INPUT RECORDS
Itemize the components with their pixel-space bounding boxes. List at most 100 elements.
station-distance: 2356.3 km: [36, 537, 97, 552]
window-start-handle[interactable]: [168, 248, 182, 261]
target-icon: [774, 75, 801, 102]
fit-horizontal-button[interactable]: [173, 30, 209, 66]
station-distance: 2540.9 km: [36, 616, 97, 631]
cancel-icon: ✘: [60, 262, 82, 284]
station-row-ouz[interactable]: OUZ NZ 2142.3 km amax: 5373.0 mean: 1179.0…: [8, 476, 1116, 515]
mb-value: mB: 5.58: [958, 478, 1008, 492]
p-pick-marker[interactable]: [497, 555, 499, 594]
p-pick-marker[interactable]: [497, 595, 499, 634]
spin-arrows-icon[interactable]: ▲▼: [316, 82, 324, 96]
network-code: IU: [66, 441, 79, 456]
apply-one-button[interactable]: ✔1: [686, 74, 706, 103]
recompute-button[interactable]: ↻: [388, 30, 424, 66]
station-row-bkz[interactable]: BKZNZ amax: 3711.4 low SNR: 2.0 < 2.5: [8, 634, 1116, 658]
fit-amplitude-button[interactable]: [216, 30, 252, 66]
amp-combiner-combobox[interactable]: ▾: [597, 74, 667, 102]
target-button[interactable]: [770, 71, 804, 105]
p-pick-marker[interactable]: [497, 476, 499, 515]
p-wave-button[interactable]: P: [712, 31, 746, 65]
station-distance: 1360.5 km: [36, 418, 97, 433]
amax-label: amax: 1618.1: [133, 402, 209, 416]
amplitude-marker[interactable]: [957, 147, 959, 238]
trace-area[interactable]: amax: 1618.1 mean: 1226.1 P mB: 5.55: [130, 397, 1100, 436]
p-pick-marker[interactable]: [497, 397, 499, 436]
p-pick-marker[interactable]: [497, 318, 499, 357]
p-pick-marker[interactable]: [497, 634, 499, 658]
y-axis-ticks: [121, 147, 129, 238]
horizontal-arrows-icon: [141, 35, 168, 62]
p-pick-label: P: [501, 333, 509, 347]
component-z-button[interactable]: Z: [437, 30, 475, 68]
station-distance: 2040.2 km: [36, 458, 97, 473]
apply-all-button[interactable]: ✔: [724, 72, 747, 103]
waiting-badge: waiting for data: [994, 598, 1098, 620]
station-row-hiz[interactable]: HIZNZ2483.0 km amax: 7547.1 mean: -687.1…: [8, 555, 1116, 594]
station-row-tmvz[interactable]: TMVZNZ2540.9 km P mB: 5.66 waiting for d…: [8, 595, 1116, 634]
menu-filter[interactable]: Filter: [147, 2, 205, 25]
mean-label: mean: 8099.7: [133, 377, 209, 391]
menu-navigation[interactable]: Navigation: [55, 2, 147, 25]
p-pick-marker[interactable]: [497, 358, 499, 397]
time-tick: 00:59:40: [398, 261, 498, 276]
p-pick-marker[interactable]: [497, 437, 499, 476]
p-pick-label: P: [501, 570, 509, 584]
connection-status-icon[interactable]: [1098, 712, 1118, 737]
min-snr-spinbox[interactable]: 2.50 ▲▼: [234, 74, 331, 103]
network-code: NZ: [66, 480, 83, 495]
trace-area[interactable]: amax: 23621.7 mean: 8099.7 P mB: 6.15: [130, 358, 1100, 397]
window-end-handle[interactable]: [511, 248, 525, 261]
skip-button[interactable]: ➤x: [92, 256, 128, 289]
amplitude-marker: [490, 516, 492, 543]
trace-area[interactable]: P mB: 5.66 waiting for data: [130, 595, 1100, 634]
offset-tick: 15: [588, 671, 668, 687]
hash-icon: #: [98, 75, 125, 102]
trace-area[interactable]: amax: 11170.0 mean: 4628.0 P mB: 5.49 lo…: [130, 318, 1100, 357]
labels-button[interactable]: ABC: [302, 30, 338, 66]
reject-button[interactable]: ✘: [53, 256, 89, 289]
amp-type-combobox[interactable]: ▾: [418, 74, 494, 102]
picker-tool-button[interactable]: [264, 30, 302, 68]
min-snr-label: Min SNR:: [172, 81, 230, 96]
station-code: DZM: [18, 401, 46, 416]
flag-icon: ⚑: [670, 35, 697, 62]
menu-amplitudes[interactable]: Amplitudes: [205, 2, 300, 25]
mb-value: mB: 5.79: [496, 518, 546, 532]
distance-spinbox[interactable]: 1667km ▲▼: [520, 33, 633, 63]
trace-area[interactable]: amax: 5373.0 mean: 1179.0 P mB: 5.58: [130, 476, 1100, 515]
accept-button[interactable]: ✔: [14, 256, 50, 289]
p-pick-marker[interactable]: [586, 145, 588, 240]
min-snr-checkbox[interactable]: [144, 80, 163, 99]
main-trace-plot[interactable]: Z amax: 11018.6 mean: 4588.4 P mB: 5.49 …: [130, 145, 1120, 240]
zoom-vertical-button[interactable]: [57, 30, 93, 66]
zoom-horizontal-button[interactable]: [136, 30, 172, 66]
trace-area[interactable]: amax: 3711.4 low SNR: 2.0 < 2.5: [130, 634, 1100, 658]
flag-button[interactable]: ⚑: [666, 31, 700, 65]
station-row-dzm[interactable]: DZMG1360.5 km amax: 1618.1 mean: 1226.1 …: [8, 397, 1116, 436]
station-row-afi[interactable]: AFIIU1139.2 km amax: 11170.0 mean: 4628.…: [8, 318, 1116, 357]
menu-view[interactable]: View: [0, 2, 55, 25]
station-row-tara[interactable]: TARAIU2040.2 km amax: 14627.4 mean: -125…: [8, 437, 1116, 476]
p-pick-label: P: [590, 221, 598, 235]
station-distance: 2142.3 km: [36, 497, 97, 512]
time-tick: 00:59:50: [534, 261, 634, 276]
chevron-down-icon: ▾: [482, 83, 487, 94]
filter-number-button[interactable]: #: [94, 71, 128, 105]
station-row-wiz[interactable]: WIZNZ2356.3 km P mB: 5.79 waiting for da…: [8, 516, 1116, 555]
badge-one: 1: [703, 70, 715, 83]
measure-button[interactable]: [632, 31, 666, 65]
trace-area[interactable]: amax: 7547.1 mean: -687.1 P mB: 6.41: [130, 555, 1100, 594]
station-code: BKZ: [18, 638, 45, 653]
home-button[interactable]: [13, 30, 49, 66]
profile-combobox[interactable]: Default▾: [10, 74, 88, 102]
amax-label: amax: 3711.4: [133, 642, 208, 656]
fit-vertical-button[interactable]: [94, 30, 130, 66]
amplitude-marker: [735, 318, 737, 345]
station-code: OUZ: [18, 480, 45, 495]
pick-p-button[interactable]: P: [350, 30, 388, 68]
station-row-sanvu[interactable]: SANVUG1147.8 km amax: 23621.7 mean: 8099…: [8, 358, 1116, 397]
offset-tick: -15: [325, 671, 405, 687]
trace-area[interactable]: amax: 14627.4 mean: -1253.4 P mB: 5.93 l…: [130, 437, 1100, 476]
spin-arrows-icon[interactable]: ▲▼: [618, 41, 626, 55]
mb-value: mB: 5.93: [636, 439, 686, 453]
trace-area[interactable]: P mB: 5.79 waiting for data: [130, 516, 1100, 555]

OBJECTIVE
Rewrite the lines above as a numbered list, omitting any blank lines.

SOLUTION BELOW
1. Itemize the components with their pixel-space bounding boxes. List at most 100 elements.
2. station-distance: 2356.3 km: [36, 537, 97, 552]
3. window-start-handle[interactable]: [168, 248, 182, 261]
4. target-icon: [774, 75, 801, 102]
5. fit-horizontal-button[interactable]: [173, 30, 209, 66]
6. station-distance: 2540.9 km: [36, 616, 97, 631]
7. cancel-icon: ✘: [60, 262, 82, 284]
8. station-row-ouz[interactable]: OUZ NZ 2142.3 km amax: 5373.0 mean: 1179.0…: [8, 476, 1116, 515]
9. mb-value: mB: 5.58: [958, 478, 1008, 492]
10. p-pick-marker[interactable]: [497, 555, 499, 594]
11. p-pick-marker[interactable]: [497, 595, 499, 634]
12. spin-arrows-icon[interactable]: ▲▼: [316, 82, 324, 96]
13. network-code: IU: [66, 441, 79, 456]
14. apply-one-button[interactable]: ✔1: [686, 74, 706, 103]
15. recompute-button[interactable]: ↻: [388, 30, 424, 66]
16. station-row-bkz[interactable]: BKZNZ amax: 3711.4 low SNR: 2.0 < 2.5: [8, 634, 1116, 658]
17. fit-amplitude-button[interactable]: [216, 30, 252, 66]
18. amp-combiner-combobox[interactable]: ▾: [597, 74, 667, 102]
19. target-button[interactable]: [770, 71, 804, 105]
20. p-pick-marker[interactable]: [497, 476, 499, 515]
21. p-wave-button[interactable]: P: [712, 31, 746, 65]
22. station-distance: 1360.5 km: [36, 418, 97, 433]
23. amax-label: amax: 1618.1: [133, 402, 209, 416]
24. amplitude-marker[interactable]: [957, 147, 959, 238]
25. trace-area[interactable]: amax: 1618.1 mean: 1226.1 P mB: 5.55: [130, 397, 1100, 436]
26. p-pick-marker[interactable]: [497, 397, 499, 436]
27. p-pick-marker[interactable]: [497, 318, 499, 357]
28. p-pick-marker[interactable]: [497, 634, 499, 658]
29. y-axis-ticks: [121, 147, 129, 238]
30. horizontal-arrows-icon: [141, 35, 168, 62]
31. p-pick-label: P: [501, 333, 509, 347]
32. component-z-button[interactable]: Z: [437, 30, 475, 68]
33. station-distance: 2040.2 km: [36, 458, 97, 473]
34. apply-all-button[interactable]: ✔: [724, 72, 747, 103]
35. waiting-badge: waiting for data: [994, 598, 1098, 620]
36. station-row-hiz[interactable]: HIZNZ2483.0 km amax: 7547.1 mean: -687.1…: [8, 555, 1116, 594]
37. station-row-tmvz[interactable]: TMVZNZ2540.9 km P mB: 5.66 waiting for d…: [8, 595, 1116, 634]
38. menu-filter[interactable]: Filter: [147, 2, 205, 25]
39. mean-label: mean: 8099.7: [133, 377, 209, 391]
40. menu-navigation[interactable]: Navigation: [55, 2, 147, 25]
41. p-pick-marker[interactable]: [497, 358, 499, 397]
42. time-tick: 00:59:40: [398, 261, 498, 276]
43. p-pick-marker[interactable]: [497, 437, 499, 476]
44. p-pick-label: P: [501, 570, 509, 584]
45. connection-status-icon[interactable]: [1098, 712, 1118, 737]
46. min-snr-spinbox[interactable]: 2.50 ▲▼: [234, 74, 331, 103]
47. network-code: NZ: [66, 480, 83, 495]
48. trace-area[interactable]: amax: 23621.7 mean: 8099.7 P mB: 6.15: [130, 358, 1100, 397]
49. window-end-handle[interactable]: [511, 248, 525, 261]
50. skip-button[interactable]: ➤x: [92, 256, 128, 289]
51. amplitude-marker: [490, 516, 492, 543]
52. trace-area[interactable]: P mB: 5.66 waiting for data: [130, 595, 1100, 634]
53. offset-tick: 15: [588, 671, 668, 687]
54. hash-icon: #: [98, 75, 125, 102]
55. trace-area[interactable]: amax: 11170.0 mean: 4628.0 P mB: 5.49 lo…: [130, 318, 1100, 357]
56. labels-button[interactable]: ABC: [302, 30, 338, 66]
57. reject-button[interactable]: ✘: [53, 256, 89, 289]
58. amp-type-combobox[interactable]: ▾: [418, 74, 494, 102]
59. picker-tool-button[interactable]: [264, 30, 302, 68]
60. min-snr-label: Min SNR:: [172, 81, 230, 96]
61. station-code: DZM: [18, 401, 46, 416]
62. flag-icon: ⚑: [670, 35, 697, 62]
63. menu-amplitudes[interactable]: Amplitudes: [205, 2, 300, 25]
64. mb-value: mB: 5.79: [496, 518, 546, 532]
65. distance-spinbox[interactable]: 1667km ▲▼: [520, 33, 633, 63]
66. trace-area[interactable]: amax: 5373.0 mean: 1179.0 P mB: 5.58: [130, 476, 1100, 515]
67. accept-button[interactable]: ✔: [14, 256, 50, 289]
68. p-pick-marker[interactable]: [586, 145, 588, 240]
69. min-snr-checkbox[interactable]: [144, 80, 163, 99]
70. main-trace-plot[interactable]: Z amax: 11018.6 mean: 4588.4 P mB: 5.49 …: [130, 145, 1120, 240]
71. zoom-vertical-button[interactable]: [57, 30, 93, 66]
72. zoom-horizontal-button[interactable]: [136, 30, 172, 66]
73. trace-area[interactable]: amax: 3711.4 low SNR: 2.0 < 2.5: [130, 634, 1100, 658]
74. flag-button[interactable]: ⚑: [666, 31, 700, 65]
75. station-row-dzm[interactable]: DZMG1360.5 km amax: 1618.1 mean: 1226.1 …: [8, 397, 1116, 436]
76. station-row-afi[interactable]: AFIIU1139.2 km amax: 11170.0 mean: 4628.…: [8, 318, 1116, 357]
77. menu-view[interactable]: View: [0, 2, 55, 25]
78. station-row-tara[interactable]: TARAIU2040.2 km amax: 14627.4 mean: -125…: [8, 437, 1116, 476]
79. p-pick-label: P: [590, 221, 598, 235]
80. station-distance: 2142.3 km: [36, 497, 97, 512]
81. time-tick: 00:59:50: [534, 261, 634, 276]
82. chevron-down-icon: ▾: [482, 83, 487, 94]
83. filter-number-button[interactable]: #: [94, 71, 128, 105]
84. station-row-wiz[interactable]: WIZNZ2356.3 km P mB: 5.79 waiting for da…: [8, 516, 1116, 555]
85. badge-one: 1: [703, 70, 715, 83]
86. measure-button[interactable]: [632, 31, 666, 65]
87. trace-area[interactable]: amax: 7547.1 mean: -687.1 P mB: 6.41: [130, 555, 1100, 594]
88. station-code: BKZ: [18, 638, 45, 653]
89. home-button[interactable]: [13, 30, 49, 66]
90. profile-combobox[interactable]: Default▾: [10, 74, 88, 102]
91. amax-label: amax: 3711.4: [133, 642, 208, 656]
92. fit-vertical-button[interactable]: [94, 30, 130, 66]
93. amplitude-marker: [735, 318, 737, 345]
94. station-code: OUZ: [18, 480, 45, 495]
95. pick-p-button[interactable]: P: [350, 30, 388, 68]
96. station-row-sanvu[interactable]: SANVUG1147.8 km amax: 23621.7 mean: 8099…: [8, 358, 1116, 397]
97. offset-tick: -15: [325, 671, 405, 687]
98. trace-area[interactable]: amax: 14627.4 mean: -1253.4 P mB: 5.93 l…: [130, 437, 1100, 476]
99. spin-arrows-icon[interactable]: ▲▼: [618, 41, 626, 55]
100. mb-value: mB: 5.93: [636, 439, 686, 453]
101. trace-area[interactable]: P mB: 5.79 waiting for data: [130, 516, 1100, 555]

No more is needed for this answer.